**What is expected:** Restate the full set of records exactly, word for word.

**Dataset records:**
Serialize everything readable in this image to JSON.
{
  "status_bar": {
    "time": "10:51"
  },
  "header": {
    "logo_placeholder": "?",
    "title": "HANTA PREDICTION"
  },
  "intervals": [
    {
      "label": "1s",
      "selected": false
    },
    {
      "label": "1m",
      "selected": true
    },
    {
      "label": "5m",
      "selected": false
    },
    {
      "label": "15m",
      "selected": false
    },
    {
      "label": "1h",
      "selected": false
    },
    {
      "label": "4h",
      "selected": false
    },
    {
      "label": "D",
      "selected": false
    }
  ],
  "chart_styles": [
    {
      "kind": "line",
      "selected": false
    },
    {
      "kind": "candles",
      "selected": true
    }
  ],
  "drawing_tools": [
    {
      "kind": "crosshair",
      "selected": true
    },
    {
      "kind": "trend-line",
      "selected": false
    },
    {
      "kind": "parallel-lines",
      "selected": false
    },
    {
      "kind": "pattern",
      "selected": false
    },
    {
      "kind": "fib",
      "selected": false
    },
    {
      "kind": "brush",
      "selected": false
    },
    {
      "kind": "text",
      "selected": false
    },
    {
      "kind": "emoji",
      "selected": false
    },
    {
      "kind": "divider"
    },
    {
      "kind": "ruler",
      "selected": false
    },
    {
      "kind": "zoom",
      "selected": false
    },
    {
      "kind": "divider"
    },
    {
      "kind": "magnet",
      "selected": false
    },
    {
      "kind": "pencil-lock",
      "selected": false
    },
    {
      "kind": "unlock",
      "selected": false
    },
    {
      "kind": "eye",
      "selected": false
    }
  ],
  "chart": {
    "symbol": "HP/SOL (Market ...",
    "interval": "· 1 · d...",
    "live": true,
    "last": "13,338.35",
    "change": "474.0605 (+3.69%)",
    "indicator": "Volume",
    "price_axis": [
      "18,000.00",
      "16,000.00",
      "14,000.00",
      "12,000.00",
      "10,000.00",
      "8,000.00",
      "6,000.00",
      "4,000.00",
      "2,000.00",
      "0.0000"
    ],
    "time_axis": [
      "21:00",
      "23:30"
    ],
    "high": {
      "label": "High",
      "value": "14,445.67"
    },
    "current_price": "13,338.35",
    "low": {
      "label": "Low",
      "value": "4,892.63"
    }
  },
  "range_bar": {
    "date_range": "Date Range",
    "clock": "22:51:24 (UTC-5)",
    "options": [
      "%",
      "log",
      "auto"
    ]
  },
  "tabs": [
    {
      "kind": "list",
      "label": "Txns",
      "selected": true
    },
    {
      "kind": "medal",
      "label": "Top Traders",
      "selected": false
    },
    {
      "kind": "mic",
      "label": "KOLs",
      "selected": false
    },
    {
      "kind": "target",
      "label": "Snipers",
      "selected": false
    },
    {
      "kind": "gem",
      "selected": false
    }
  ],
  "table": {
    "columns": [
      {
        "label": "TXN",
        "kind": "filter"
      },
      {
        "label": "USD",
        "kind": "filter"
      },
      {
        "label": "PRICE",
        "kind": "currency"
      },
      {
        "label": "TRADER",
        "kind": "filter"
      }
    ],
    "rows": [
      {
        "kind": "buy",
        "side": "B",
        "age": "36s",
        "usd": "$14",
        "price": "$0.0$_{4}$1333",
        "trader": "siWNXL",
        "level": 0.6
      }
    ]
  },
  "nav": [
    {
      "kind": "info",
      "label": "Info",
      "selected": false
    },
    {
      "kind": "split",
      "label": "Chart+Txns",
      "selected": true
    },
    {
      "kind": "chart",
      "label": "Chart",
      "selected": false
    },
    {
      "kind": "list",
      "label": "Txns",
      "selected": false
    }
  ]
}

**Result:**
Serialize everything readable in this image to JSON.
{
  "status_bar": {
    "time": "10:51"
  },
  "header": {
    "logo_placeholder": "?",
    "title": "HANTA PREDICTION"
  },
  "intervals": [
    {
      "label": "1s",
      "selected": false
    },
    {
      "label": "1m",
      "selected": true
    },
    {
      "label": "5m",
      "selected": false
    },
    {
      "label": "15m",
      "selected": false
    },
    {
      "label": "1h",
      "selected": false
    },
    {
      "label": "4h",
      "selected": false
    },
    {
      "label": "D",
      "selected": false
    }
  ],
  "chart_styles": [
    {
      "kind": "line",
      "selected": false
    },
    {
      "kind": "candles",
      "selected": true
    }
  ],
  "drawing_tools": [
    {
      "kind": "crosshair",
      "selected": true
    },
    {
      "kind": "trend-line",
      "selected": false
    },
    {
      "kind": "parallel-lines",
      "selected": false
    },
    {
      "kind": "pattern",
      "selected": false
    },
    {
      "kind": "fib",
      "selected": false
    },
    {
      "kind": "brush",
      "selected": false
    },
    {
      "kind": "text",
      "selected": false
    },
    {
      "kind": "emoji",
      "selected": false
    },
    {
      "kind": "divider"
    },
    {
      "kind": "ruler",
      "selected": false
    },
    {
      "kind": "zoom",
      "selected": false
    },
    {
      "kind": "divider"
    },
    {
      "kind": "magnet",
      "selected": false
    },
    {
      "kind": "pencil-lock",
      "selected": false
    },
    {
      "kind": "unlock",
      "selected": false
    },
    {
      "kind": "eye",
      "selected": false
    }
  ],
  "chart": {
    "symbol": "HP/SOL (Market ...",
    "interval": "· 1 · d...",
    "live": true,
    "last": "13,338.35",
    "change": "474.0605 (+3.69%)",
    "indicator": "Volume",
    "price_axis": [
      "18,000.00",
      "16,000.00",
      "14,000.00",
      "12,000.00",
      "10,000.00",
      "8,000.00",
      "6,000.00",
      "4,000.00",
      "2,000.00",
      "0.0000"
    ],
    "time_axis": [
      "21:00",
      "23:30"
    ],
    "high": {
      "label": "High",
      "value": "14,445.67"
    },
    "current_price": "13,338.35",
    "low": {
      "label": "Low",
      "value": "4,892.63"
    }
  },
  "range_bar": {
    "date_range": "Date Range",
    "clock": "22:51:24 (UTC-5)",
    "options": [
      "%",
      "log",
      "auto"
    ]
  },
  "tabs": [
    {
      "kind": "list",
      "label": "Txns",
      "selected": true
    },
    {
      "kind": "medal",
      "label": "Top Traders",
      "selected": false
    },
    {
      "kind": "mic",
      "label": "KOLs",
      "selected": false
    },
    {
      "kind": "target",
      "label": "Snipers",
      "selected": false
    },
    {
      "kind": "gem",
      "selected": false
    }
  ],
  "table": {
    "columns": [
      {
        "label": "TXN",
        "kind": "filter"
      },
      {
        "label": "USD",
        "kind": "filter"
      },
      {
        "label": "PRICE",
        "kind": "currency"
      },
      {
        "label": "TRADER",
        "kind": "filter"
      }
    ],
    "rows": [
      {
        "kind": "buy",
        "side": "B",
        "age": "36s",
        "usd": "$14",
        "price": "$0.0$_{4}$1333",
        "trader": "siWNXL",
        "level": 0.6
      }
    ]
  },
  "nav": [
    {
      "kind": "info",
      "label": "Info",
      "selected": false
    },
    {
      "kind": "split",
      "label": "Chart+Txns",
      "selected": true
    },
    {
      "kind": "chart",
      "label": "Chart",
      "selected": false
    },
    {
      "kind": "list",
      "label": "Txns",
      "selected": false
    }
  ]
}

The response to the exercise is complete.